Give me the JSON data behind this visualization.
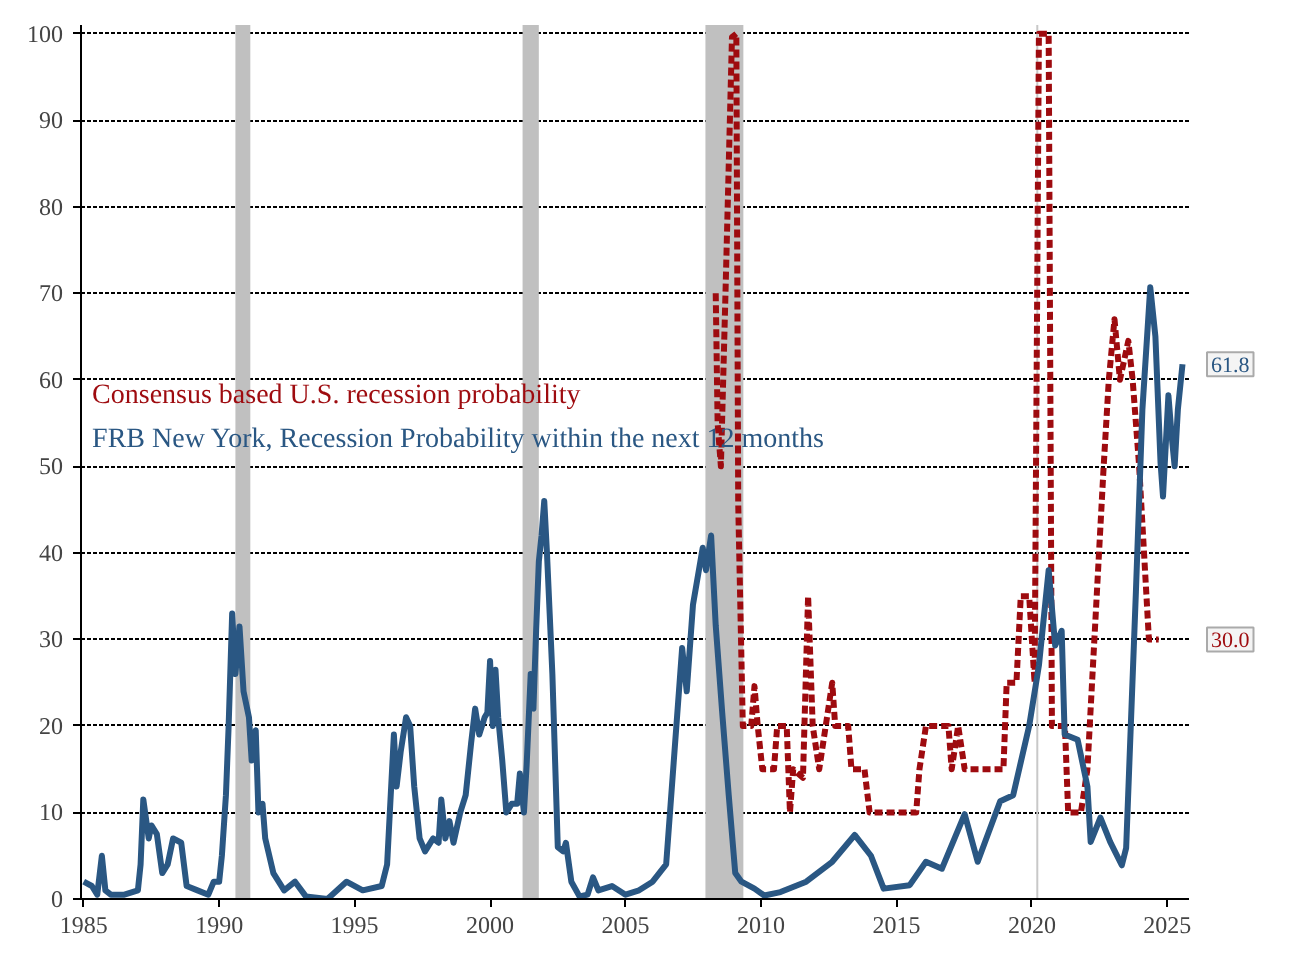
{
  "chart_data": {
    "type": "line",
    "xlim": [
      1984.9,
      2025.8
    ],
    "xticks": [
      1985,
      1990,
      1995,
      2000,
      2005,
      2010,
      2015,
      2020,
      2025
    ],
    "ylim": [
      0,
      101
    ],
    "yticks": [
      0,
      10,
      20,
      30,
      40,
      50,
      60,
      70,
      80,
      90,
      100
    ],
    "grid": "y",
    "legend": "left",
    "series": [
      {
        "name": "Consensus based U.S. recession probability",
        "color": "#9e0b0f",
        "line_style": "dashed",
        "x": [
          2008.33,
          2008.4,
          2008.52,
          2008.69,
          2008.93,
          2009.09,
          2009.16,
          2009.33,
          2009.64,
          2009.76,
          2009.88,
          2010.05,
          2010.48,
          2010.6,
          2010.95,
          2011.07,
          2011.19,
          2011.55,
          2011.74,
          2011.91,
          2012.15,
          2012.39,
          2012.63,
          2012.74,
          2013.22,
          2013.34,
          2013.82,
          2014.01,
          2015.73,
          2015.85,
          2016.09,
          2016.92,
          2017.04,
          2017.28,
          2017.52,
          2018.95,
          2019.07,
          2019.43,
          2019.59,
          2019.9,
          2020.1,
          2020.26,
          2020.62,
          2020.74,
          2021.22,
          2021.34,
          2021.81,
          2022.05,
          2022.65,
          2022.84,
          2023.05,
          2023.25,
          2023.56,
          2023.72,
          2023.96,
          2024.32,
          2024.68
        ],
        "values": [
          70,
          55,
          50,
          70,
          99.6,
          100,
          45.7,
          20,
          20,
          24.6,
          20,
          15,
          15,
          20,
          20,
          10,
          15,
          14,
          35,
          20,
          15,
          20,
          25,
          20,
          20,
          15,
          15,
          10,
          10,
          15,
          20,
          20,
          15,
          20,
          15,
          15,
          25,
          25,
          35,
          35,
          25,
          100,
          100,
          20,
          20,
          10,
          10,
          15,
          50,
          60,
          67,
          60,
          64.5,
          60,
          50,
          30,
          30
        ]
      },
      {
        "name": "FRB New York, Recession Probability within the next 12 months",
        "color": "#2a5783",
        "line_style": "solid",
        "x": [
          1985.0,
          1985.3,
          1985.5,
          1985.67,
          1985.8,
          1986.0,
          1986.5,
          1987.0,
          1987.1,
          1987.2,
          1987.4,
          1987.5,
          1987.7,
          1987.9,
          1988.1,
          1988.3,
          1988.6,
          1988.8,
          1989.2,
          1989.6,
          1989.8,
          1990.0,
          1990.1,
          1990.25,
          1990.35,
          1990.48,
          1990.6,
          1990.75,
          1990.9,
          1991.1,
          1991.2,
          1991.35,
          1991.45,
          1991.6,
          1991.7,
          1992.0,
          1992.4,
          1992.8,
          1993.2,
          1994.0,
          1994.7,
          1995.3,
          1996.0,
          1996.2,
          1996.45,
          1996.55,
          1996.7,
          1996.9,
          1997.05,
          1997.2,
          1997.4,
          1997.6,
          1997.9,
          1998.1,
          1998.2,
          1998.35,
          1998.5,
          1998.65,
          1998.9,
          1999.1,
          1999.3,
          1999.45,
          1999.6,
          1999.8,
          1999.9,
          2000.0,
          2000.1,
          2000.2,
          2000.3,
          2000.45,
          2000.6,
          2000.8,
          2001.0,
          2001.1,
          2001.25,
          2001.35,
          2001.5,
          2001.6,
          2001.7,
          2001.8,
          2001.9,
          2002.0,
          2002.1,
          2002.2,
          2002.3,
          2002.35,
          2002.5,
          2002.7,
          2002.8,
          2003.0,
          2003.3,
          2003.6,
          2003.8,
          2004.0,
          2004.5,
          2005.0,
          2005.5,
          2006.0,
          2006.5,
          2007.09,
          2007.26,
          2007.49,
          2007.85,
          2007.97,
          2008.16,
          2008.33,
          2008.57,
          2008.81,
          2009.05,
          2009.28,
          2009.76,
          2010.12,
          2010.72,
          2011.67,
          2012.63,
          2013.46,
          2014.06,
          2014.53,
          2015.49,
          2016.09,
          2016.68,
          2017.52,
          2018.0,
          2018.83,
          2019.31,
          2019.9,
          2020.26,
          2020.62,
          2020.86,
          2021.1,
          2021.21,
          2021.69,
          2022.05,
          2022.17,
          2022.53,
          2022.89,
          2023.32,
          2023.48,
          2023.84,
          2024.08,
          2024.37,
          2024.56,
          2024.75,
          2024.84,
          2025.04,
          2025.16,
          2025.27,
          2025.39,
          2025.56
        ],
        "values": [
          2,
          1.5,
          0.5,
          5,
          1,
          0.5,
          0.5,
          1,
          4,
          11.5,
          7,
          8.5,
          7.5,
          3,
          4,
          7,
          6.5,
          1.5,
          1,
          0.5,
          2,
          2,
          5,
          12,
          20,
          33,
          26,
          31.5,
          24,
          21,
          16,
          19.5,
          10,
          11,
          7,
          3,
          1,
          2,
          0.3,
          0,
          2,
          1,
          1.5,
          4,
          19,
          13,
          17,
          21,
          20,
          13,
          7,
          5.5,
          7,
          6.5,
          11.5,
          7,
          9,
          6.5,
          10,
          12,
          18,
          22,
          19,
          21,
          21.5,
          27.5,
          20,
          26.5,
          21,
          16,
          10,
          11,
          11,
          14.5,
          10,
          15.5,
          26,
          22,
          31,
          39,
          42,
          46,
          40,
          33,
          26,
          21,
          6,
          5.5,
          6.5,
          2,
          0.3,
          0.5,
          2.5,
          1,
          1.5,
          0.5,
          1,
          2,
          4,
          29,
          24,
          34,
          40.6,
          38,
          42,
          31.6,
          21.5,
          12,
          3,
          2,
          1.2,
          0.4,
          0.8,
          2,
          4.3,
          7.4,
          5,
          1.2,
          1.6,
          4.3,
          3.5,
          9.8,
          4.3,
          11.3,
          12,
          20,
          27,
          38,
          29.3,
          31,
          19,
          18.4,
          13,
          6.6,
          9.4,
          6.6,
          3.9,
          5.9,
          35.5,
          56.6,
          70.7,
          65,
          50.4,
          46.5,
          58.2,
          53.5,
          50,
          56.6,
          61.8
        ]
      }
    ],
    "bands": [
      {
        "axis": "x",
        "from": 1990.6,
        "to": 1991.15,
        "color": "#c0c0c0"
      },
      {
        "axis": "x",
        "from": 2001.2,
        "to": 2001.8,
        "color": "#c0c0c0"
      },
      {
        "axis": "x",
        "from": 2007.95,
        "to": 2009.35,
        "color": "#c0c0c0"
      }
    ],
    "ref_lines": [
      {
        "axis": "x",
        "value": 2020.2,
        "color": "#c8c8c8"
      }
    ],
    "annotations": [
      {
        "text": "61.8",
        "x": 2025.56,
        "y": 61.8
      },
      {
        "text": "30.0",
        "x": 2024.68,
        "y": 30.0
      }
    ]
  }
}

★ ★ ★ ★ ★ ★ ★

Scan the listing above. Collect all lines with the word "name".

        "name": "Consensus based U.S. recession probability",
        "name": "FRB New York, Recession Probability within the next 12 months",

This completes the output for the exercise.